## AVAILABLE RECORDS
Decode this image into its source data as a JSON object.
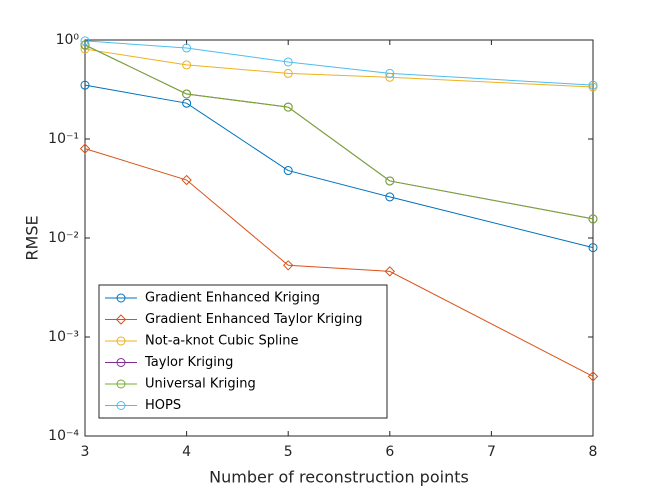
{
  "chart_data": {
    "type": "line",
    "x_label": "Number of reconstruction points",
    "y_label": "RMSE",
    "x": [
      3,
      4,
      5,
      6,
      8
    ],
    "xlim": [
      3,
      8
    ],
    "xticks": [
      3,
      4,
      5,
      6,
      7,
      8
    ],
    "ylim": [
      0.0001,
      1
    ],
    "y_scale": "log",
    "yticks": [
      {
        "value": 0.0001,
        "label": "10⁻⁴"
      },
      {
        "value": 0.001,
        "label": "10⁻³"
      },
      {
        "value": 0.01,
        "label": "10⁻²"
      },
      {
        "value": 0.1,
        "label": "10⁻¹"
      },
      {
        "value": 1,
        "label": "10⁰"
      }
    ],
    "legend_position": "lower left",
    "series": [
      {
        "name": "Gradient Enhanced Kriging",
        "color": "#0072BD",
        "marker": "circle",
        "values": [
          0.35,
          0.23,
          0.048,
          0.026,
          0.008
        ]
      },
      {
        "name": "Gradient Enhanced Taylor Kriging",
        "color": "#D95319",
        "marker": "diamond",
        "values": [
          0.08,
          0.0385,
          0.0053,
          0.0046,
          0.0004
        ]
      },
      {
        "name": "Not-a-knot Cubic Spline",
        "color": "#EDB120",
        "marker": "circle",
        "values": [
          0.81,
          0.56,
          0.46,
          0.42,
          0.335
        ]
      },
      {
        "name": "Taylor Kriging",
        "color": "#7E2F8E",
        "marker": "circle",
        "values": [
          0.89,
          0.285,
          0.21,
          0.0377,
          0.0156
        ]
      },
      {
        "name": "Universal Kriging",
        "color": "#77AC30",
        "marker": "circle",
        "values": [
          0.89,
          0.285,
          0.21,
          0.0377,
          0.0156
        ]
      },
      {
        "name": "HOPS",
        "color": "#4DBEEE",
        "marker": "circle",
        "values": [
          0.98,
          0.83,
          0.6,
          0.46,
          0.35
        ]
      }
    ]
  }
}
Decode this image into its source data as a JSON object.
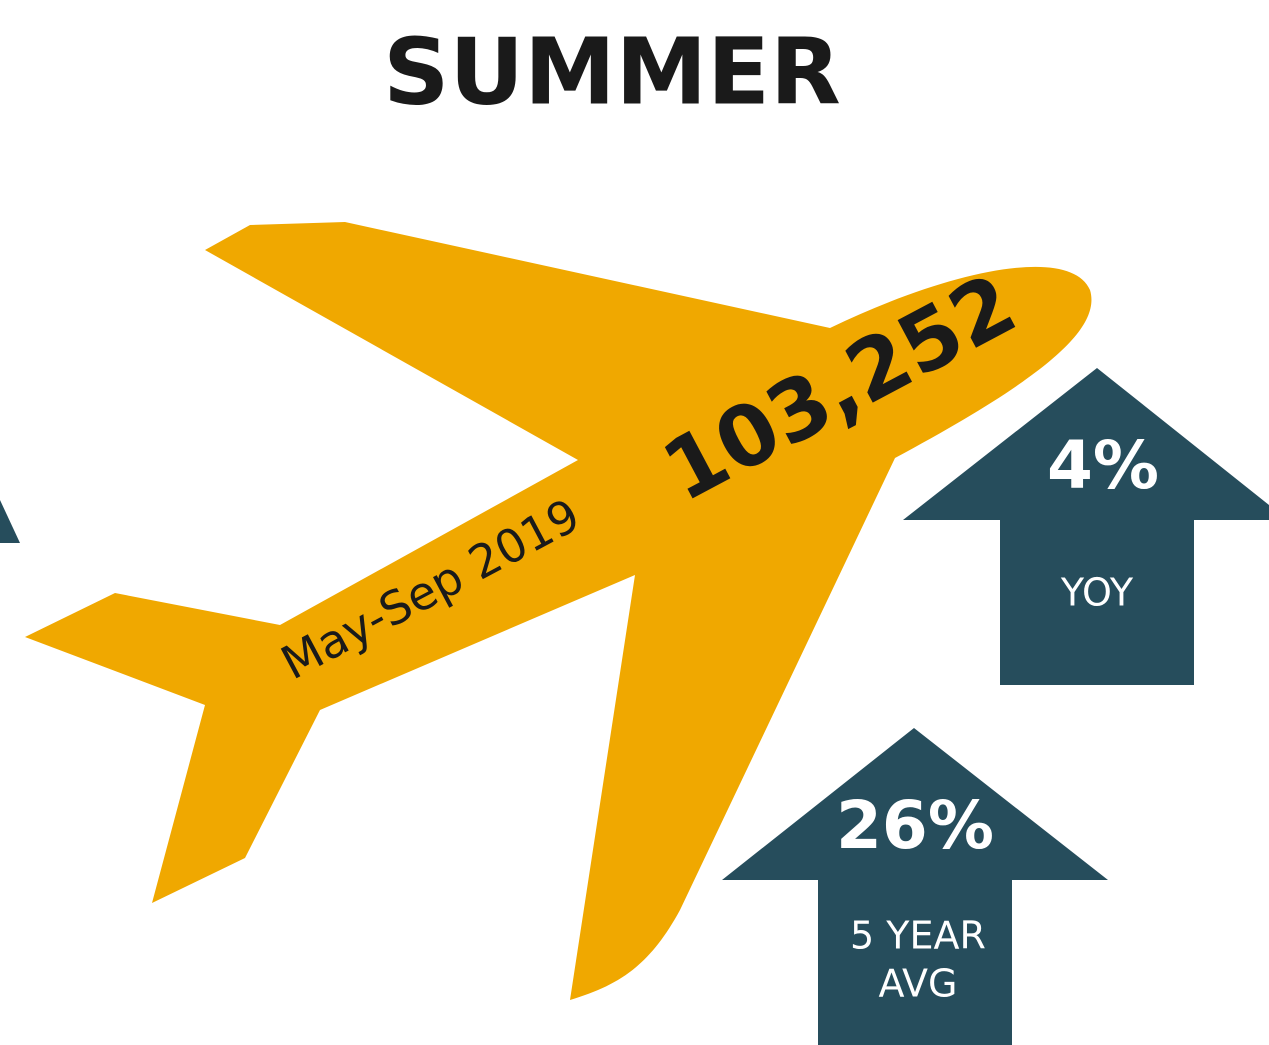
{
  "title": "SUMMER",
  "plane": {
    "period": "May-Sep 2019",
    "total": "103,252"
  },
  "stats": [
    {
      "value": "4%",
      "label": [
        "YOY"
      ]
    },
    {
      "value": "26%",
      "label": [
        "5 YEAR",
        "AVG"
      ]
    }
  ]
}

## YOUR TASK
Gather each line holding the string "name".

## SOLUTION TO THIS PROBLEM
        "name": "Gradient Enhanced Kriging",
        "name": "Gradient Enhanced Taylor Kriging",
        "name": "Not-a-knot Cubic Spline",
        "name": "Taylor Kriging",
        "name": "Universal Kriging",
        "name": "HOPS",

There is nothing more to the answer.